_Task directions_.
Go through the material below and copy each line where the word "title" appears.

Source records
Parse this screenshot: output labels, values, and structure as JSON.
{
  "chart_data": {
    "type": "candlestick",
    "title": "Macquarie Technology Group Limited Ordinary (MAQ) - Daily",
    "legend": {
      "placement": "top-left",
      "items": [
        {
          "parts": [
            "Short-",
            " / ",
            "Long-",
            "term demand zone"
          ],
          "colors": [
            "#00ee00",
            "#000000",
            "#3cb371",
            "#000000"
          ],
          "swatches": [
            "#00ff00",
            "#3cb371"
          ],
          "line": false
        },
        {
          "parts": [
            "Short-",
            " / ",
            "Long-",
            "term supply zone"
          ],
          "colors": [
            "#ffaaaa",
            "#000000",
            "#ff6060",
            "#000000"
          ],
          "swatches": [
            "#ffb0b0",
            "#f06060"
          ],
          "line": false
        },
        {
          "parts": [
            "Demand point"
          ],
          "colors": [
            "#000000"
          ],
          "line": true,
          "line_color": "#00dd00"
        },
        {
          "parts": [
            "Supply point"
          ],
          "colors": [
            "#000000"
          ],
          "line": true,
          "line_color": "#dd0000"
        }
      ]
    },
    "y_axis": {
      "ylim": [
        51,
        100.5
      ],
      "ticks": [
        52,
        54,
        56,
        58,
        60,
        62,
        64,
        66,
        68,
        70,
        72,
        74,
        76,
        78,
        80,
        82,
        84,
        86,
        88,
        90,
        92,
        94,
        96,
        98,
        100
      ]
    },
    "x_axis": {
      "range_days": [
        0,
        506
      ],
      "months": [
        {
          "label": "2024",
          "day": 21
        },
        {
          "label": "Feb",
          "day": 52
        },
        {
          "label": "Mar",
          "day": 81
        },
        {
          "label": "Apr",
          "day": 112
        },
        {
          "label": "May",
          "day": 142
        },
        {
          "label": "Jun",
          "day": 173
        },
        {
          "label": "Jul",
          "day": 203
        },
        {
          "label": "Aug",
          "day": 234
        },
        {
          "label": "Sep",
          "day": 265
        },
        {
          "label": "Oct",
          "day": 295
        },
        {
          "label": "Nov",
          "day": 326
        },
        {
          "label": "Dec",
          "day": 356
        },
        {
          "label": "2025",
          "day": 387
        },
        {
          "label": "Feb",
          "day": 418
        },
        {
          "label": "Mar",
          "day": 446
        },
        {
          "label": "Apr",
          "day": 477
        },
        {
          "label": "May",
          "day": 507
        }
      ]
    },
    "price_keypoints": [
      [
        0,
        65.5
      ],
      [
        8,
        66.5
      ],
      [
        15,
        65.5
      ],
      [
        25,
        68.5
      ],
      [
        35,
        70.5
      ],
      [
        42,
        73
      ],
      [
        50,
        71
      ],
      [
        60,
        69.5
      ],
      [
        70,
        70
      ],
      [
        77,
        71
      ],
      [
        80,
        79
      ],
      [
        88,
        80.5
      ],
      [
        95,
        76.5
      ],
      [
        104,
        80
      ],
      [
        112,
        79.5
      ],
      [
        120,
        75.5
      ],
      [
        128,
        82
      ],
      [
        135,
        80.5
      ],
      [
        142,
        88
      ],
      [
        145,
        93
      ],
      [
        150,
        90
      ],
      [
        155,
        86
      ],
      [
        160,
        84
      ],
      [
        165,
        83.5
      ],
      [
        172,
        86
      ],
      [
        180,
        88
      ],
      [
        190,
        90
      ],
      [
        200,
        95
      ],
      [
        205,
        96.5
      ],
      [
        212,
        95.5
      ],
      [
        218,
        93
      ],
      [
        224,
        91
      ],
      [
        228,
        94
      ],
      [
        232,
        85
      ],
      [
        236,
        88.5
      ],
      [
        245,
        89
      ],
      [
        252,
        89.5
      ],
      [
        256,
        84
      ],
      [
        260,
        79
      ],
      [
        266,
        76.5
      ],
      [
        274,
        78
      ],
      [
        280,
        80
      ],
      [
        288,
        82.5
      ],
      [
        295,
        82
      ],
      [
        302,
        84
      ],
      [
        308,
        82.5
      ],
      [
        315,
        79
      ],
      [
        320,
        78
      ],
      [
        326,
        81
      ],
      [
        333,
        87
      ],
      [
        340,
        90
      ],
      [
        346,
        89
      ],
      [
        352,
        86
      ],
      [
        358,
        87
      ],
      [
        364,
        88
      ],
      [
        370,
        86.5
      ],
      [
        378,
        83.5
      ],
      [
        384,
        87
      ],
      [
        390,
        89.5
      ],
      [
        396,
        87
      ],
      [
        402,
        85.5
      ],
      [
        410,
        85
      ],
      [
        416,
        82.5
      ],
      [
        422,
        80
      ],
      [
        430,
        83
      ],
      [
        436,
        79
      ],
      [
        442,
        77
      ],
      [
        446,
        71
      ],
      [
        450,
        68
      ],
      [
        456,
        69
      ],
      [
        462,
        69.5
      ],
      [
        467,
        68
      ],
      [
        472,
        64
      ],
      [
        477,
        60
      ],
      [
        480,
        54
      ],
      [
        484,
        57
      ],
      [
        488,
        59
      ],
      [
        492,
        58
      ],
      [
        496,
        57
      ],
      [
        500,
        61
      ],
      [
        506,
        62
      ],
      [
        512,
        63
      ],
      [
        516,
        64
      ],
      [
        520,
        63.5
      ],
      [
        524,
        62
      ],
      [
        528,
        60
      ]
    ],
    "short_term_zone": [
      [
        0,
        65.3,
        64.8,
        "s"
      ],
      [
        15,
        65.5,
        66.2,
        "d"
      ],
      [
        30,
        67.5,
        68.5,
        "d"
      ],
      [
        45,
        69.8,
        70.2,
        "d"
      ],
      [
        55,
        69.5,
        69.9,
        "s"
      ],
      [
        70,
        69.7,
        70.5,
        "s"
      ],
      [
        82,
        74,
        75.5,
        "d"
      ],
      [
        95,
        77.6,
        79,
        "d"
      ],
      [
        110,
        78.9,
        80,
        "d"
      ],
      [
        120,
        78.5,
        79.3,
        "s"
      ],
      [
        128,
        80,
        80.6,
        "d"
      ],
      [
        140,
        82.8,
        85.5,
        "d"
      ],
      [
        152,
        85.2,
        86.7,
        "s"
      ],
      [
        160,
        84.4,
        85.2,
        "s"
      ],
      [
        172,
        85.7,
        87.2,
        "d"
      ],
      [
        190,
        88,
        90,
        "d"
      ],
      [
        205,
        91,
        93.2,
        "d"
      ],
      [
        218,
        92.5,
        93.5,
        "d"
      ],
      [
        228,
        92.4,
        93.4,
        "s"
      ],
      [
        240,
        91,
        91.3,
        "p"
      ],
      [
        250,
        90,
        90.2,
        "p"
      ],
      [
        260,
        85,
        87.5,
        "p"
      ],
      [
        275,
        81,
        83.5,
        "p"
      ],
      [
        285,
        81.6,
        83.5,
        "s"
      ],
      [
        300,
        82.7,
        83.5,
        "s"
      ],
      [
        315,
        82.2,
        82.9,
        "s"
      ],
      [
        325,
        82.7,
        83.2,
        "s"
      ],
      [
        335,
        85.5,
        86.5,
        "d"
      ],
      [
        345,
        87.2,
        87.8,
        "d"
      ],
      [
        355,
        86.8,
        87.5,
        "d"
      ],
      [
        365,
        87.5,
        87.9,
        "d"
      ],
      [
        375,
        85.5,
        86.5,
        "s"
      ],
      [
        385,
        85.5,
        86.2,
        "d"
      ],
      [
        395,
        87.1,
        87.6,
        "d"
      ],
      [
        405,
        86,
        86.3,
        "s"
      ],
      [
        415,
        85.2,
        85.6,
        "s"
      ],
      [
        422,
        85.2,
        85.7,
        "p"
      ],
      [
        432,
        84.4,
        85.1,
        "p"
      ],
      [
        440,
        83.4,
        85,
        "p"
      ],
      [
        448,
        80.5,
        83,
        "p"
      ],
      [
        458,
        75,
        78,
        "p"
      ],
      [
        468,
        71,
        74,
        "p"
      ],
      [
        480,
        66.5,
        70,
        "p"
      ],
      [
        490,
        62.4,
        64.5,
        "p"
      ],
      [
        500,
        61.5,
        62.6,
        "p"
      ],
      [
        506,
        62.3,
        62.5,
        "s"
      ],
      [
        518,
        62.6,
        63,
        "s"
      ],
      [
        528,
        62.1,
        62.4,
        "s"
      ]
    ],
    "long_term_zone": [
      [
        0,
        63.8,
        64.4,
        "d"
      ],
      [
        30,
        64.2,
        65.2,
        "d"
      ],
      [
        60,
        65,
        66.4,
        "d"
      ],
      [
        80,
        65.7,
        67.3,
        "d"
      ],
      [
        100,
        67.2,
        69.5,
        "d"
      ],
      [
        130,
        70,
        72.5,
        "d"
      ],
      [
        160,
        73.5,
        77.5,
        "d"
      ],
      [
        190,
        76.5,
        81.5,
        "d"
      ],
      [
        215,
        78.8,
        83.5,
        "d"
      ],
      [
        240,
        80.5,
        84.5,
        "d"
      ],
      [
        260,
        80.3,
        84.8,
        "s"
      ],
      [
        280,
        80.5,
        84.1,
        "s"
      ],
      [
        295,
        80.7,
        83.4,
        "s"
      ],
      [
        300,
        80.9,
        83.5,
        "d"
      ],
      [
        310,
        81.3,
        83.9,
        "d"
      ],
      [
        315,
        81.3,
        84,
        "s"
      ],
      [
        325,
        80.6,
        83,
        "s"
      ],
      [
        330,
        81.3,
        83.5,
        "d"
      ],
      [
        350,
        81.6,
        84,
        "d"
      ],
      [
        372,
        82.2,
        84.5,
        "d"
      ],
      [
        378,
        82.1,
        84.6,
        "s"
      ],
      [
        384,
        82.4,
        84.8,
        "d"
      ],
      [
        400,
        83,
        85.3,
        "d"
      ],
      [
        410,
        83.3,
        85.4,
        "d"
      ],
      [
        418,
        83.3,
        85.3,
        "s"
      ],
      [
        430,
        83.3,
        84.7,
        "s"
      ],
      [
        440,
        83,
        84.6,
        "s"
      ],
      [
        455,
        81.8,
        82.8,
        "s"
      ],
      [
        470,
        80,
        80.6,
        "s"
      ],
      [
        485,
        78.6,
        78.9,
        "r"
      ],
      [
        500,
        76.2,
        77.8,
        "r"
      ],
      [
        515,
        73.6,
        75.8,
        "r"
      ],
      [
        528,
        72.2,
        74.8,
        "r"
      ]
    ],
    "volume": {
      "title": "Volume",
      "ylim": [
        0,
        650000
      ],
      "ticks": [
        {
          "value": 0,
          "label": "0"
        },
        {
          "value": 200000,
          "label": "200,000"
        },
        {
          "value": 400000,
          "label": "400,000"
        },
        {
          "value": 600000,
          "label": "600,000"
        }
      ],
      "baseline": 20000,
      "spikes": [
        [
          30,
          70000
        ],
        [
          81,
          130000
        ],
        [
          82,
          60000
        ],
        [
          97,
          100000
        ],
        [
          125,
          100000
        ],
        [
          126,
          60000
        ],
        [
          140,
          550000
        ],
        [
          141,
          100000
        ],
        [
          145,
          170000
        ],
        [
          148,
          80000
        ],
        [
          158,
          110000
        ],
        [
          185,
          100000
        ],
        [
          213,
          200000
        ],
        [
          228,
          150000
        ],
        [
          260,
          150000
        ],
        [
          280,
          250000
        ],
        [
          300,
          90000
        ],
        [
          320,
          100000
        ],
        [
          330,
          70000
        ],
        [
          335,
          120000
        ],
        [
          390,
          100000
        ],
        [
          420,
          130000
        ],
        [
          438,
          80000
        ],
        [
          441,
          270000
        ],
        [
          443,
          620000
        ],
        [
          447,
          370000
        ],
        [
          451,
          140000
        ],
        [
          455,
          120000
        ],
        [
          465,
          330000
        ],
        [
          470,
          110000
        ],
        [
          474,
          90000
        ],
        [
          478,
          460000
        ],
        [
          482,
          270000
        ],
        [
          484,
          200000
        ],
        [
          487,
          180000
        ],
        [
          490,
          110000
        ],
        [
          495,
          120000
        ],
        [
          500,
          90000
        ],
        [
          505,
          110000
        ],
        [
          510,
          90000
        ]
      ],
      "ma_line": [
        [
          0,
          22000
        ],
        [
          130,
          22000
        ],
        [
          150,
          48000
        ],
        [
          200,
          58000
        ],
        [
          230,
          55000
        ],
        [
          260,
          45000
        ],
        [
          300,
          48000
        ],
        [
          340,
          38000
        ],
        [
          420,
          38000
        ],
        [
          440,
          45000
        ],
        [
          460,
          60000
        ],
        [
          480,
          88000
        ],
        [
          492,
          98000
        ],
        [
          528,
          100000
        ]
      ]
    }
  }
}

_Final result_.
    "title": "Macquarie Technology Group Limited Ordinary (MAQ) - Daily",
      "title": "Volume",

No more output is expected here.